The problem
Keep only the lines of the entries below that contain the string "захвор", and treat uppercase and lowercase letters as different.

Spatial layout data
%%
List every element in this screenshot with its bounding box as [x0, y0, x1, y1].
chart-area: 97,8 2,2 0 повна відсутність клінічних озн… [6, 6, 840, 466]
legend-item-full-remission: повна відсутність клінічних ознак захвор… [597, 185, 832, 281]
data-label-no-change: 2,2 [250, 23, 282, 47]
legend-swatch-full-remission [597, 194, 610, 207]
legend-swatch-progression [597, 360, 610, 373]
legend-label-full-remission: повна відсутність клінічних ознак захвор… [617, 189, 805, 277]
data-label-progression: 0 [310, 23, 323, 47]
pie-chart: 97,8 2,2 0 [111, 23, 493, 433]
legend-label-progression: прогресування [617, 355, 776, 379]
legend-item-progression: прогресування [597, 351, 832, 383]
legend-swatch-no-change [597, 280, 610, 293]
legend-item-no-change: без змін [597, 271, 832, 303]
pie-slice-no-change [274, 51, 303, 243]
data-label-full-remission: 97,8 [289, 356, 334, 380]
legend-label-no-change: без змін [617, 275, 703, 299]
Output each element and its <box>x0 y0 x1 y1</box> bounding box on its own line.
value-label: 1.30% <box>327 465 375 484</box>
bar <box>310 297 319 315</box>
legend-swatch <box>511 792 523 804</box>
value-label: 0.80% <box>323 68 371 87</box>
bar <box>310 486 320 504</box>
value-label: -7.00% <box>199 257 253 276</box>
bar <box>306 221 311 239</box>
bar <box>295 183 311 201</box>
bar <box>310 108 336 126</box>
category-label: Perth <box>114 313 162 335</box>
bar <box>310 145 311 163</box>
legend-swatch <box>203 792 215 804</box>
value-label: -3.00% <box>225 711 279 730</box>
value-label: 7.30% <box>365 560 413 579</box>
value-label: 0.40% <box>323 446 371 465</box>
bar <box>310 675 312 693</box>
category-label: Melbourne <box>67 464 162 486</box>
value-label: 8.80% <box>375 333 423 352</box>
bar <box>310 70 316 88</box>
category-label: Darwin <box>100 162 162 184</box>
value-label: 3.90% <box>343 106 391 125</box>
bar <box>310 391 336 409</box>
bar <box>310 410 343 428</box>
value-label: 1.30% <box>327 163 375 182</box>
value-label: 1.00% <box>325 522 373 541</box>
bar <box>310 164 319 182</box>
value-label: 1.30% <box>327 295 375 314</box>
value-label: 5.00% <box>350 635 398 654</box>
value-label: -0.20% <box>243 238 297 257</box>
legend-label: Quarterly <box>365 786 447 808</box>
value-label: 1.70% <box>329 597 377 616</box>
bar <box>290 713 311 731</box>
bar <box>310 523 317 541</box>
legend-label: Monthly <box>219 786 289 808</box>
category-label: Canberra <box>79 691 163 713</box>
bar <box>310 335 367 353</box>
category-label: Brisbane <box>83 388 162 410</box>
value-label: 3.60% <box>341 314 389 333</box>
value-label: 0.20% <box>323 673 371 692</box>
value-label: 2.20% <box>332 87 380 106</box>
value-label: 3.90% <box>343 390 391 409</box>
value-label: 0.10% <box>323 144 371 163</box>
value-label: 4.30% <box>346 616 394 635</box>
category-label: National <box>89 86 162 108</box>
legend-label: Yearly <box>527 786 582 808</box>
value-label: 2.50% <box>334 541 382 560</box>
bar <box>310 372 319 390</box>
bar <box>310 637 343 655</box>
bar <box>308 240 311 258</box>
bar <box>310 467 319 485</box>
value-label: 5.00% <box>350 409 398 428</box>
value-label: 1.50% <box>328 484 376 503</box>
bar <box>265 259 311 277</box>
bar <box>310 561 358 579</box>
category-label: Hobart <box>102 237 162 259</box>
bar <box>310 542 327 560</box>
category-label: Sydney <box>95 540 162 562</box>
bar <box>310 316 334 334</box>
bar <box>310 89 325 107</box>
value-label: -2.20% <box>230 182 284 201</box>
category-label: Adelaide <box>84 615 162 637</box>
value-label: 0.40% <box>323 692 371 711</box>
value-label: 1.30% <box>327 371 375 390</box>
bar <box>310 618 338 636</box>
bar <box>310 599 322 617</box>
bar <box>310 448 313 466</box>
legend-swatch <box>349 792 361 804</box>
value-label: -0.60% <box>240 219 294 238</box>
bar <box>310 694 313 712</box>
%%
Answer in full
legend-item-full-remission: повна відсутність клінічних ознак захвор… [597, 185, 832, 281]
legend-label-full-remission: повна відсутність клінічних ознак захвор… [617, 189, 805, 277]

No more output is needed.